▸ **Data shown**
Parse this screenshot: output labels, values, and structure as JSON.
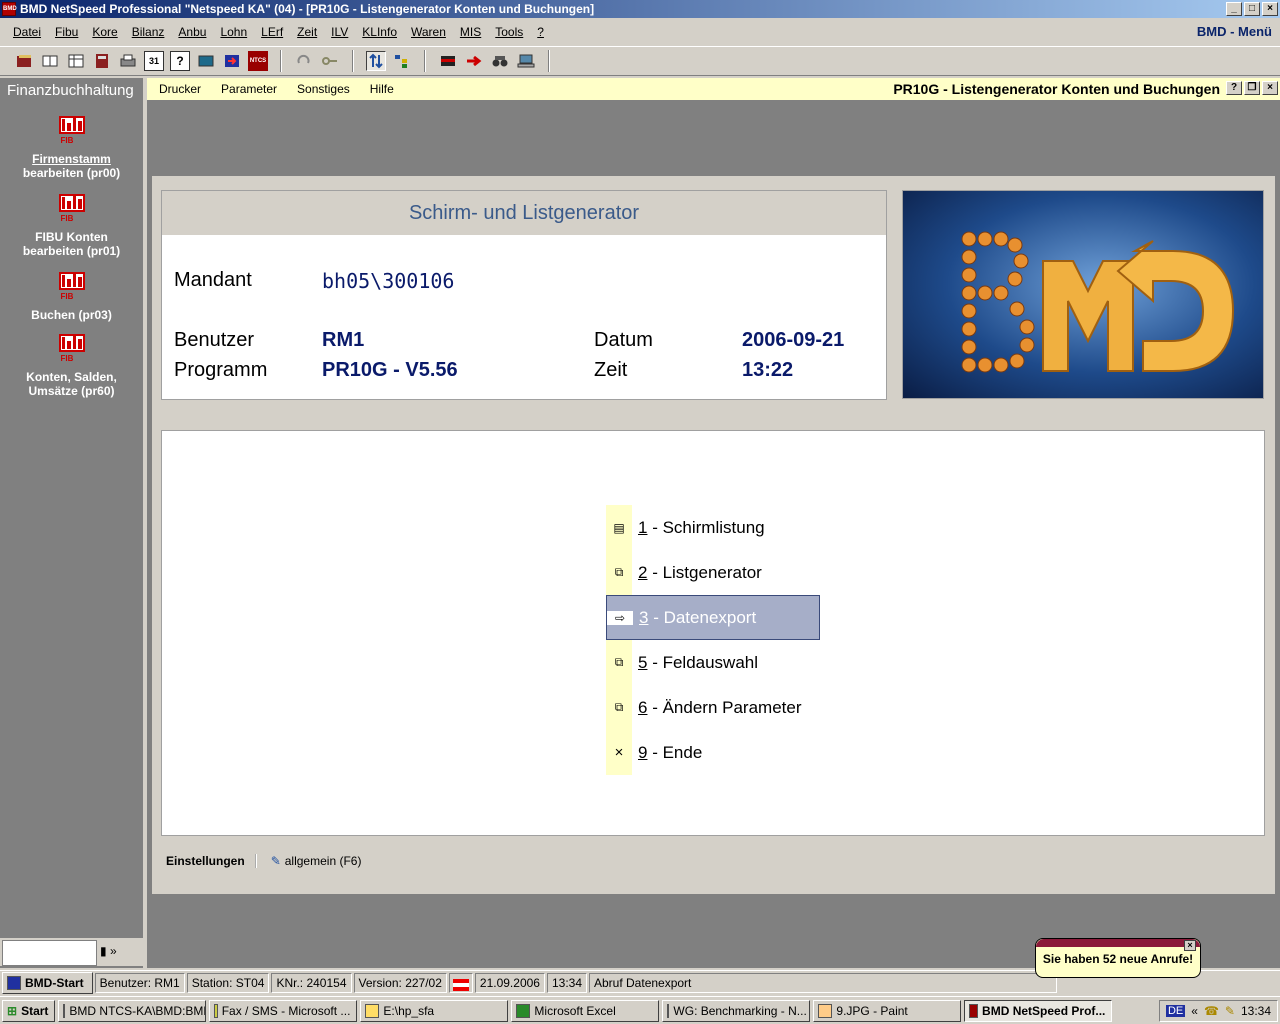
{
  "window": {
    "title": "BMD NetSpeed Professional \"Netspeed KA\" (04) - [PR10G - Listengenerator Konten und Buchungen]",
    "app_icon": "BMD"
  },
  "menubar": {
    "items": [
      "Datei",
      "Fibu",
      "Kore",
      "Bilanz",
      "Anbu",
      "Lohn",
      "LErf",
      "Zeit",
      "ILV",
      "KLInfo",
      "Waren",
      "MIS",
      "Tools",
      "?"
    ],
    "right_label": "BMD - Menü"
  },
  "toolbar": {
    "icons": [
      "book-icon",
      "contacts-icon",
      "table-icon",
      "calculator-icon",
      "print-icon",
      "calendar-icon",
      "help-icon",
      "screen-icon",
      "exit-icon",
      "ntcs-icon",
      "undo-icon",
      "key-icon",
      "switch-icon",
      "tree-icon",
      "flag-icon",
      "arrow-right-icon",
      "binoculars-icon",
      "computer-icon"
    ],
    "calendar_text": "31",
    "help_text": "?",
    "ntcs_text": "NTCS"
  },
  "sidebar": {
    "header": "Finanzbuchhaltung",
    "icon_label": "FIB",
    "items": [
      {
        "line1": "Firmenstamm",
        "line2": "bearbeiten (pr00)"
      },
      {
        "line1": "FIBU Konten",
        "line2": "bearbeiten (pr01)"
      },
      {
        "line1": "Buchen (pr03)",
        "line2": ""
      },
      {
        "line1": "Konten, Salden,",
        "line2": "Umsätze (pr60)"
      }
    ]
  },
  "subwindow": {
    "menu": [
      "Drucker",
      "Parameter",
      "Sonstiges",
      "Hilfe"
    ],
    "title": "PR10G - Listengenerator Konten und Buchungen"
  },
  "info": {
    "heading": "Schirm- und Listgenerator",
    "mandant_label": "Mandant",
    "mandant_value": "bh05\\300106",
    "benutzer_label": "Benutzer",
    "benutzer_value": "RM1",
    "programm_label": "Programm",
    "programm_value": "PR10G - V5.56",
    "datum_label": "Datum",
    "datum_value": "2006-09-21",
    "zeit_label": "Zeit",
    "zeit_value": "13:22"
  },
  "options": [
    {
      "key": "1",
      "label": " - Schirmlistung",
      "icon": "list-icon",
      "selected": false
    },
    {
      "key": "2",
      "label": " - Listgenerator",
      "icon": "generator-icon",
      "selected": false
    },
    {
      "key": "3",
      "label": " - Datenexport",
      "icon": "export-icon",
      "selected": true
    },
    {
      "key": "5",
      "label": " - Feldauswahl",
      "icon": "field-select-icon",
      "selected": false
    },
    {
      "key": "6",
      "label": " - Ändern Parameter",
      "icon": "parameter-icon",
      "selected": false
    },
    {
      "key": "9",
      "label": " - Ende",
      "icon": "close-icon",
      "selected": false
    }
  ],
  "bottom": {
    "settings_label": "Einstellungen",
    "general_label": "allgemein (F6)"
  },
  "statusbar": {
    "start_label": "BMD-Start",
    "cells": [
      "Benutzer: RM1",
      "Station: ST04",
      "KNr.: 240154",
      "Version: 227/02",
      "",
      "21.09.2006",
      "13:34",
      "Abruf Datenexport"
    ]
  },
  "taskbar": {
    "start": "Start",
    "buttons": [
      {
        "label": "BMD NTCS-KA\\BMD:BMD",
        "active": false
      },
      {
        "label": "Fax / SMS - Microsoft ...",
        "active": false
      },
      {
        "label": "E:\\hp_sfa",
        "active": false
      },
      {
        "label": "Microsoft Excel",
        "active": false
      },
      {
        "label": "WG: Benchmarking - N...",
        "active": false
      },
      {
        "label": "9.JPG - Paint",
        "active": false
      },
      {
        "label": "BMD NetSpeed Prof...",
        "active": true
      }
    ],
    "lang": "DE",
    "tray_chevron": "«",
    "clock": "13:34"
  },
  "balloon": {
    "text": "Sie haben 52 neue Anrufe!"
  },
  "colors": {
    "title_start": "#0a246a",
    "title_end": "#a6caf0",
    "accent_yellow": "#ffffc8",
    "selected_bg": "#a6aec8",
    "value_blue": "#0a1a6a"
  }
}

▸ **What you should do**
With the pictures omitted, reproduce the records in full and exactly.

▸ **Exercise response**
Parse this screenshot: output labels, values, and structure as JSON.
{
  "window": {
    "title": "BMD NetSpeed Professional \"Netspeed KA\" (04) - [PR10G - Listengenerator Konten und Buchungen]",
    "app_icon": "BMD"
  },
  "menubar": {
    "items": [
      "Datei",
      "Fibu",
      "Kore",
      "Bilanz",
      "Anbu",
      "Lohn",
      "LErf",
      "Zeit",
      "ILV",
      "KLInfo",
      "Waren",
      "MIS",
      "Tools",
      "?"
    ],
    "right_label": "BMD - Menü"
  },
  "toolbar": {
    "icons": [
      "book-icon",
      "contacts-icon",
      "table-icon",
      "calculator-icon",
      "print-icon",
      "calendar-icon",
      "help-icon",
      "screen-icon",
      "exit-icon",
      "ntcs-icon",
      "undo-icon",
      "key-icon",
      "switch-icon",
      "tree-icon",
      "flag-icon",
      "arrow-right-icon",
      "binoculars-icon",
      "computer-icon"
    ],
    "calendar_text": "31",
    "help_text": "?",
    "ntcs_text": "NTCS"
  },
  "sidebar": {
    "header": "Finanzbuchhaltung",
    "icon_label": "FIB",
    "items": [
      {
        "line1": "Firmenstamm",
        "line2": "bearbeiten (pr00)"
      },
      {
        "line1": "FIBU Konten",
        "line2": "bearbeiten (pr01)"
      },
      {
        "line1": "Buchen (pr03)",
        "line2": ""
      },
      {
        "line1": "Konten, Salden,",
        "line2": "Umsätze (pr60)"
      }
    ]
  },
  "subwindow": {
    "menu": [
      "Drucker",
      "Parameter",
      "Sonstiges",
      "Hilfe"
    ],
    "title": "PR10G - Listengenerator Konten und Buchungen"
  },
  "info": {
    "heading": "Schirm- und Listgenerator",
    "mandant_label": "Mandant",
    "mandant_value": "bh05\\300106",
    "benutzer_label": "Benutzer",
    "benutzer_value": "RM1",
    "programm_label": "Programm",
    "programm_value": "PR10G - V5.56",
    "datum_label": "Datum",
    "datum_value": "2006-09-21",
    "zeit_label": "Zeit",
    "zeit_value": "13:22"
  },
  "options": [
    {
      "key": "1",
      "label": " - Schirmlistung",
      "icon": "list-icon",
      "selected": false
    },
    {
      "key": "2",
      "label": " - Listgenerator",
      "icon": "generator-icon",
      "selected": false
    },
    {
      "key": "3",
      "label": " - Datenexport",
      "icon": "export-icon",
      "selected": true
    },
    {
      "key": "5",
      "label": " - Feldauswahl",
      "icon": "field-select-icon",
      "selected": false
    },
    {
      "key": "6",
      "label": " - Ändern Parameter",
      "icon": "parameter-icon",
      "selected": false
    },
    {
      "key": "9",
      "label": " - Ende",
      "icon": "close-icon",
      "selected": false
    }
  ],
  "bottom": {
    "settings_label": "Einstellungen",
    "general_label": "allgemein (F6)"
  },
  "statusbar": {
    "start_label": "BMD-Start",
    "cells": [
      "Benutzer: RM1",
      "Station: ST04",
      "KNr.: 240154",
      "Version: 227/02",
      "",
      "21.09.2006",
      "13:34",
      "Abruf Datenexport"
    ]
  },
  "taskbar": {
    "start": "Start",
    "buttons": [
      {
        "label": "BMD NTCS-KA\\BMD:BMD",
        "active": false
      },
      {
        "label": "Fax / SMS - Microsoft ...",
        "active": false
      },
      {
        "label": "E:\\hp_sfa",
        "active": false
      },
      {
        "label": "Microsoft Excel",
        "active": false
      },
      {
        "label": "WG: Benchmarking - N...",
        "active": false
      },
      {
        "label": "9.JPG - Paint",
        "active": false
      },
      {
        "label": "BMD NetSpeed Prof...",
        "active": true
      }
    ],
    "lang": "DE",
    "tray_chevron": "«",
    "clock": "13:34"
  },
  "balloon": {
    "text": "Sie haben 52 neue Anrufe!"
  },
  "colors": {
    "title_start": "#0a246a",
    "title_end": "#a6caf0",
    "accent_yellow": "#ffffc8",
    "selected_bg": "#a6aec8",
    "value_blue": "#0a1a6a"
  }
}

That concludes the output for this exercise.